=== What the exercise asks ===
Print all records exactly, leaving nothing out.
[start of Items]
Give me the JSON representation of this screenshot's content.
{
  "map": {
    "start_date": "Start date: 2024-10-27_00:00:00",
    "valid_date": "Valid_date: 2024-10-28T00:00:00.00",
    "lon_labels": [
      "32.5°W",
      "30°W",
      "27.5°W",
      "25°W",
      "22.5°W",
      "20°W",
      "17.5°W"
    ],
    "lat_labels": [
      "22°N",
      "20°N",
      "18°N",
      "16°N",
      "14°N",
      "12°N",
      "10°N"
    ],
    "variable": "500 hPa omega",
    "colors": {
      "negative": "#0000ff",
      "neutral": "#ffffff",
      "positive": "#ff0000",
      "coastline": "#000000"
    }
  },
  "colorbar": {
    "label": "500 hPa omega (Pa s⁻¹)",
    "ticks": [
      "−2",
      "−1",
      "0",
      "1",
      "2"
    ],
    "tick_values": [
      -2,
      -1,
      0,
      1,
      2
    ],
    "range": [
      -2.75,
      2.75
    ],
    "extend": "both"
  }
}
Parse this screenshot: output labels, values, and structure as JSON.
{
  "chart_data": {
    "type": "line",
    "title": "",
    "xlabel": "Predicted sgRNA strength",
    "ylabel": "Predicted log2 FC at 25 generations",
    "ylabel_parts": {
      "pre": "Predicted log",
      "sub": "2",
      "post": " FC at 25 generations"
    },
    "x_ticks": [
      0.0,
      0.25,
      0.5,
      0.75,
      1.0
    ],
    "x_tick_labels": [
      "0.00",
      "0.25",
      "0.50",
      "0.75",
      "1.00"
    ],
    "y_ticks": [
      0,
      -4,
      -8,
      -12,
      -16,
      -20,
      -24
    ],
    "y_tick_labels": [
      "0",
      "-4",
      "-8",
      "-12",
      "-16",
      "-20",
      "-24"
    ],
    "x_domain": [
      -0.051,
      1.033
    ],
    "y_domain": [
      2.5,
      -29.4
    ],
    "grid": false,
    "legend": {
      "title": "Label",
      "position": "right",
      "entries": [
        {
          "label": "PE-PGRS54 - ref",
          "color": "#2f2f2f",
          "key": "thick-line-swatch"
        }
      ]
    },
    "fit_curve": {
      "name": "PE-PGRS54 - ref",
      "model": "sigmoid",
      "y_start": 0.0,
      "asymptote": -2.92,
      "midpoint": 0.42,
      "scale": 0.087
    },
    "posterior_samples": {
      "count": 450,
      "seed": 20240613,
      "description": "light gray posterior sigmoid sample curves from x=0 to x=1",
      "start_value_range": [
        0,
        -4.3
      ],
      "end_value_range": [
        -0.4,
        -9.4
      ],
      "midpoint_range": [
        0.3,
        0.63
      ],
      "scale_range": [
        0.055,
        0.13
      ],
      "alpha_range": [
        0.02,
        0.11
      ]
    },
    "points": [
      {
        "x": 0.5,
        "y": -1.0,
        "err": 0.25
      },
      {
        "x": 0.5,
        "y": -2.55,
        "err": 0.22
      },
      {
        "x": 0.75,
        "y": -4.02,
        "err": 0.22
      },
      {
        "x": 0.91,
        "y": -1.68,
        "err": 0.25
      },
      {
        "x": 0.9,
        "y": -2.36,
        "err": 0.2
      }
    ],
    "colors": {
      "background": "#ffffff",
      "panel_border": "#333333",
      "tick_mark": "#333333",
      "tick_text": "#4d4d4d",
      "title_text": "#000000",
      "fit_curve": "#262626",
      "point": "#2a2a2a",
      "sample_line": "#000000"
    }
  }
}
[end of Items]
=== Final answer ===
Give me the JSON representation of this screenshot's content.
{
  "map": {
    "start_date": "Start date: 2024-10-27_00:00:00",
    "valid_date": "Valid_date: 2024-10-28T00:00:00.00",
    "lon_labels": [
      "32.5°W",
      "30°W",
      "27.5°W",
      "25°W",
      "22.5°W",
      "20°W",
      "17.5°W"
    ],
    "lat_labels": [
      "22°N",
      "20°N",
      "18°N",
      "16°N",
      "14°N",
      "12°N",
      "10°N"
    ],
    "variable": "500 hPa omega",
    "colors": {
      "negative": "#0000ff",
      "neutral": "#ffffff",
      "positive": "#ff0000",
      "coastline": "#000000"
    }
  },
  "colorbar": {
    "label": "500 hPa omega (Pa s⁻¹)",
    "ticks": [
      "−2",
      "−1",
      "0",
      "1",
      "2"
    ],
    "tick_values": [
      -2,
      -1,
      0,
      1,
      2
    ],
    "range": [
      -2.75,
      2.75
    ],
    "extend": "both"
  }
}
Parse this screenshot: output labels, values, and structure as JSON.
{
  "chart_data": {
    "type": "line",
    "title": "",
    "xlabel": "Predicted sgRNA strength",
    "ylabel": "Predicted log2 FC at 25 generations",
    "ylabel_parts": {
      "pre": "Predicted log",
      "sub": "2",
      "post": " FC at 25 generations"
    },
    "x_ticks": [
      0.0,
      0.25,
      0.5,
      0.75,
      1.0
    ],
    "x_tick_labels": [
      "0.00",
      "0.25",
      "0.50",
      "0.75",
      "1.00"
    ],
    "y_ticks": [
      0,
      -4,
      -8,
      -12,
      -16,
      -20,
      -24
    ],
    "y_tick_labels": [
      "0",
      "-4",
      "-8",
      "-12",
      "-16",
      "-20",
      "-24"
    ],
    "x_domain": [
      -0.051,
      1.033
    ],
    "y_domain": [
      2.5,
      -29.4
    ],
    "grid": false,
    "legend": {
      "title": "Label",
      "position": "right",
      "entries": [
        {
          "label": "PE-PGRS54 - ref",
          "color": "#2f2f2f",
          "key": "thick-line-swatch"
        }
      ]
    },
    "fit_curve": {
      "name": "PE-PGRS54 - ref",
      "model": "sigmoid",
      "y_start": 0.0,
      "asymptote": -2.92,
      "midpoint": 0.42,
      "scale": 0.087
    },
    "posterior_samples": {
      "count": 450,
      "seed": 20240613,
      "description": "light gray posterior sigmoid sample curves from x=0 to x=1",
      "start_value_range": [
        0,
        -4.3
      ],
      "end_value_range": [
        -0.4,
        -9.4
      ],
      "midpoint_range": [
        0.3,
        0.63
      ],
      "scale_range": [
        0.055,
        0.13
      ],
      "alpha_range": [
        0.02,
        0.11
      ]
    },
    "points": [
      {
        "x": 0.5,
        "y": -1.0,
        "err": 0.25
      },
      {
        "x": 0.5,
        "y": -2.55,
        "err": 0.22
      },
      {
        "x": 0.75,
        "y": -4.02,
        "err": 0.22
      },
      {
        "x": 0.91,
        "y": -1.68,
        "err": 0.25
      },
      {
        "x": 0.9,
        "y": -2.36,
        "err": 0.2
      }
    ],
    "colors": {
      "background": "#ffffff",
      "panel_border": "#333333",
      "tick_mark": "#333333",
      "tick_text": "#4d4d4d",
      "title_text": "#000000",
      "fit_curve": "#262626",
      "point": "#2a2a2a",
      "sample_line": "#000000"
    }
  }
}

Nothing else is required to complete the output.